__REQUIRED TASK__
Find and copy lines holding "新课标Ⅱ卷".
start ITEMS
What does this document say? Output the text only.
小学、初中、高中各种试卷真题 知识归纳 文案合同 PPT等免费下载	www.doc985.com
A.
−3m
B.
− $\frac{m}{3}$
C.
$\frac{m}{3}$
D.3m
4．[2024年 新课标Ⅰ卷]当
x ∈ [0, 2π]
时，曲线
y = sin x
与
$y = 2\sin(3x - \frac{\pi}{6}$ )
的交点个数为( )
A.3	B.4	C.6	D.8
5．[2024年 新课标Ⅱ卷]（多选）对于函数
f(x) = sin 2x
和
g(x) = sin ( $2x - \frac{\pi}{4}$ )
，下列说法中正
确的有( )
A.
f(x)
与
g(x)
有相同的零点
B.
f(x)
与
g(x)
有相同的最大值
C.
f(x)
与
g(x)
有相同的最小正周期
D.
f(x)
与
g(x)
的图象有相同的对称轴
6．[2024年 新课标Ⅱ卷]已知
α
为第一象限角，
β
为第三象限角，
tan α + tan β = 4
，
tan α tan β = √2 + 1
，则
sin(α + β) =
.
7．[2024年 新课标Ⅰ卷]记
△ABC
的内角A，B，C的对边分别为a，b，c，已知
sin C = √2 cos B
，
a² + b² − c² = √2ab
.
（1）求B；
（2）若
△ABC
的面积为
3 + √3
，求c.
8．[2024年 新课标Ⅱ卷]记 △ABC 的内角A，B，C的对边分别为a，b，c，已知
end ITEMS
__RESPONSE TO THE EXERCISE__
5．[2024年 新课标Ⅱ卷]（多选）对于函数
6．[2024年 新课标Ⅱ卷]已知
8．[2024年 新课标Ⅱ卷]记 △ABC 的内角A，B，C的对边分别为a，b，c，已知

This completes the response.